■ **THE EXERCISE**
In the data below, find every line with the string "wasn" and pull it out.

(Figure record extracts)
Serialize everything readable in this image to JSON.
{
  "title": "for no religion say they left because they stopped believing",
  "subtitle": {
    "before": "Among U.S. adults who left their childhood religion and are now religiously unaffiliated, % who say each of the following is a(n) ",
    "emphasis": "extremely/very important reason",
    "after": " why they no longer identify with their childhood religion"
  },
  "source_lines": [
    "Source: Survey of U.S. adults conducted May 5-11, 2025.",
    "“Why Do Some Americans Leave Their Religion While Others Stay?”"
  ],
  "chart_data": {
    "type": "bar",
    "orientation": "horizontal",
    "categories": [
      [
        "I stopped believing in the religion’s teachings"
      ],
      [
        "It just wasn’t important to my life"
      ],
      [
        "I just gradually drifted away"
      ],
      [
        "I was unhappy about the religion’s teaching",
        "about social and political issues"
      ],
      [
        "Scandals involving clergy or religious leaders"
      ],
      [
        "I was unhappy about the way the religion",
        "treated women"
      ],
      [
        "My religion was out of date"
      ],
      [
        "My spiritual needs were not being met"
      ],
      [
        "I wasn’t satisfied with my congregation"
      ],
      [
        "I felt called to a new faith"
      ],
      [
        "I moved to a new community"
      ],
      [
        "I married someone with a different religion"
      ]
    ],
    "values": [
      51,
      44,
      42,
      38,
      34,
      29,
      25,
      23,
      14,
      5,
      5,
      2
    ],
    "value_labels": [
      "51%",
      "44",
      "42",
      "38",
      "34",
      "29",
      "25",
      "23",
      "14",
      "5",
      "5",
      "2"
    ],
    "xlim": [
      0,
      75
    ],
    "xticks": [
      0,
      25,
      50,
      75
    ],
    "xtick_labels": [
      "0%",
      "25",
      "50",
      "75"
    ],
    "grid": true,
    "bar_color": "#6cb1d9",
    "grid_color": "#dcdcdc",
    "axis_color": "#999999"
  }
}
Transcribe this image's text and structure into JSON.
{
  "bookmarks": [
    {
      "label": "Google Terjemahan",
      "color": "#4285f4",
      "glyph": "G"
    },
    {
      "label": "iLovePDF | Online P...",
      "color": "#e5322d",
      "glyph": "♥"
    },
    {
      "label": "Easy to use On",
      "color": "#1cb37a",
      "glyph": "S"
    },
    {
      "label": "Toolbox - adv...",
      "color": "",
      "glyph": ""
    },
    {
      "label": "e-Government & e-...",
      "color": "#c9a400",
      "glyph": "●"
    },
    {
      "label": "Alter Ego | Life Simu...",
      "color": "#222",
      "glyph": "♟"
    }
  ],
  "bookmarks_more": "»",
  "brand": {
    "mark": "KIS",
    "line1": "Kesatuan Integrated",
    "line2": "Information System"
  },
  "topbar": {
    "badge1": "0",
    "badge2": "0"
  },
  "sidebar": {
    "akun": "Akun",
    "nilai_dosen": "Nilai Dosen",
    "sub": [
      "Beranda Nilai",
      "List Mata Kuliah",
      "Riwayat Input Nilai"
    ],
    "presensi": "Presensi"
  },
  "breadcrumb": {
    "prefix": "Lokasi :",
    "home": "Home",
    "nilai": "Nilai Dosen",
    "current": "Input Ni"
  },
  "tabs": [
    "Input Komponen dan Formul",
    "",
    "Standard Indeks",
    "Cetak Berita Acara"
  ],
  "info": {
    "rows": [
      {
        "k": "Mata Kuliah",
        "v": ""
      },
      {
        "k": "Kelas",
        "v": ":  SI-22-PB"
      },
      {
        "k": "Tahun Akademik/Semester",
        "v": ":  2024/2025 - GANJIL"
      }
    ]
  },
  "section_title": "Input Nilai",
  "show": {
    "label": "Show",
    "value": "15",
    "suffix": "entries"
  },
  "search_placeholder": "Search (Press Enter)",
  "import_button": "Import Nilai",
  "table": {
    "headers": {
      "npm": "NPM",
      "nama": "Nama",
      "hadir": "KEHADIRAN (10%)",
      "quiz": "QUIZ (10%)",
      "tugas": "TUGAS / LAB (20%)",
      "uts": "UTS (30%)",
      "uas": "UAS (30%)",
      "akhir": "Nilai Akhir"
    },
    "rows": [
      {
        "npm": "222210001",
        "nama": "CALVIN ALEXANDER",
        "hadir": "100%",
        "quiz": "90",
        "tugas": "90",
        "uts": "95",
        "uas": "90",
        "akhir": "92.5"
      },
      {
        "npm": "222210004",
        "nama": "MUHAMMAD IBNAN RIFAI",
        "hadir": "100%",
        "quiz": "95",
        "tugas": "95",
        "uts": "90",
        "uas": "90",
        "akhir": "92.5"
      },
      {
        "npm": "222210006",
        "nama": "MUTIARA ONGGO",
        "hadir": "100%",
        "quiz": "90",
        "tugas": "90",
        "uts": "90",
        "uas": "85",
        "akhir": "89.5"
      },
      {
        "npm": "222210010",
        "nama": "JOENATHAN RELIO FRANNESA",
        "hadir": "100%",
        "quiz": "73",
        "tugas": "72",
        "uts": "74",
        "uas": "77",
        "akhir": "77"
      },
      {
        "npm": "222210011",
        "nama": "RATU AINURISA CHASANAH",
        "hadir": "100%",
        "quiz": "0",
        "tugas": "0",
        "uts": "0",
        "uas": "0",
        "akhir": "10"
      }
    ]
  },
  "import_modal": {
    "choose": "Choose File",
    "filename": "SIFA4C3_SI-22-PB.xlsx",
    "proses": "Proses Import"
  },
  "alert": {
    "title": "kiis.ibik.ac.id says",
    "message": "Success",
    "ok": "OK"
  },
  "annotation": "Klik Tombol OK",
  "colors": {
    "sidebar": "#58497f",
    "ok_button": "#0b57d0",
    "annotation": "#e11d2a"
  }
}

■ **SOLUTION TO THE PROBLEM**
        "It just wasn’t important to my life"
        "I wasn’t satisfied with my congregation"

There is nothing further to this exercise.